Records from a collection
********

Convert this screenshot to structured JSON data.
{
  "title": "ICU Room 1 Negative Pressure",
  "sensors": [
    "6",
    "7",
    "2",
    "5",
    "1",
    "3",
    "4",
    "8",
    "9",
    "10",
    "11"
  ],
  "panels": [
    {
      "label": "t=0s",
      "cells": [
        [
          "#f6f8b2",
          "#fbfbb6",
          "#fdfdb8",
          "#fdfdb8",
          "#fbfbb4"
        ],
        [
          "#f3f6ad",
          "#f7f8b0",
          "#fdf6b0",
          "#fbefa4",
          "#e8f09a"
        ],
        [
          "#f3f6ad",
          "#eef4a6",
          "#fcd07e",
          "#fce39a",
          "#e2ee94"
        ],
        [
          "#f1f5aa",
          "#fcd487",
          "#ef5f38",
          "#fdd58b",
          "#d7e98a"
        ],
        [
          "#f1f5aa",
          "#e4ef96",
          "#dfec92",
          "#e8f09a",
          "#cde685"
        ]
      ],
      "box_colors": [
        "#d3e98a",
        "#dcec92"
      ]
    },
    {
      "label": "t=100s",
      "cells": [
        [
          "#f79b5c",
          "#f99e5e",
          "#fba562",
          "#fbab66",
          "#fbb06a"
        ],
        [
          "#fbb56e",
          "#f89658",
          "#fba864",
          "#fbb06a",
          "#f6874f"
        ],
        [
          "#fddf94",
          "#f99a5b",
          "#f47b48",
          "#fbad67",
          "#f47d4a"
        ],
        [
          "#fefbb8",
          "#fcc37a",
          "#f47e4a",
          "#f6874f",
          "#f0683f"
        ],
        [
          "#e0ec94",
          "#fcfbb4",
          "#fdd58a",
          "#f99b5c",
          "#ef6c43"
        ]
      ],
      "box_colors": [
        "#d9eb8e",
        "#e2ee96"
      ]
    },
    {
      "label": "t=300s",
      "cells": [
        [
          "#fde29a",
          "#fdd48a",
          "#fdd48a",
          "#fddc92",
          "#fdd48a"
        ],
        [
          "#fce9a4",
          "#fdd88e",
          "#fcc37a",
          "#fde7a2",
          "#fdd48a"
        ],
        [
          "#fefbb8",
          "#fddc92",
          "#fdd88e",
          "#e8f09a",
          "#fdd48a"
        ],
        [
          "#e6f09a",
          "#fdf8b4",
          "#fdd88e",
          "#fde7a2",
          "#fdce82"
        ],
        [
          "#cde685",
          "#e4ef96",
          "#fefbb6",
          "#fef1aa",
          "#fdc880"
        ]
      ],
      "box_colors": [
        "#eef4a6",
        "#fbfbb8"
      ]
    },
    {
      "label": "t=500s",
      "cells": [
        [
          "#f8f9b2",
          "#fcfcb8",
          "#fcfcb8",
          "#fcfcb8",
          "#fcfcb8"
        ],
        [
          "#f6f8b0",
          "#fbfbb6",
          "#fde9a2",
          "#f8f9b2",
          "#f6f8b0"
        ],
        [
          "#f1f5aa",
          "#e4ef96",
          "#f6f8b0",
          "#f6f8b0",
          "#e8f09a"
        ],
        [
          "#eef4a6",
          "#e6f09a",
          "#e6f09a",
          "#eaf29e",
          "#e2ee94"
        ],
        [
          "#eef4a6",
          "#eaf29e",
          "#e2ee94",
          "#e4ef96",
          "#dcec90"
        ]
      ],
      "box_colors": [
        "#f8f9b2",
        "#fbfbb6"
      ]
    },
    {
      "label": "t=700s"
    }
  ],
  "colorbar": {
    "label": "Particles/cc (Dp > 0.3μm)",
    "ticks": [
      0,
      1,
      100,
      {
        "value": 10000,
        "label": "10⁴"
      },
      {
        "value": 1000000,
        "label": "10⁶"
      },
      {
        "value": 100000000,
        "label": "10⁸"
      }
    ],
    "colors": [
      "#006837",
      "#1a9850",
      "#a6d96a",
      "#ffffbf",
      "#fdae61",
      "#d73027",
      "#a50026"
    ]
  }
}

********

Task to complete =>
Report how many lines include the word "label". Give nothing but the number.

Solution to the problem =>
9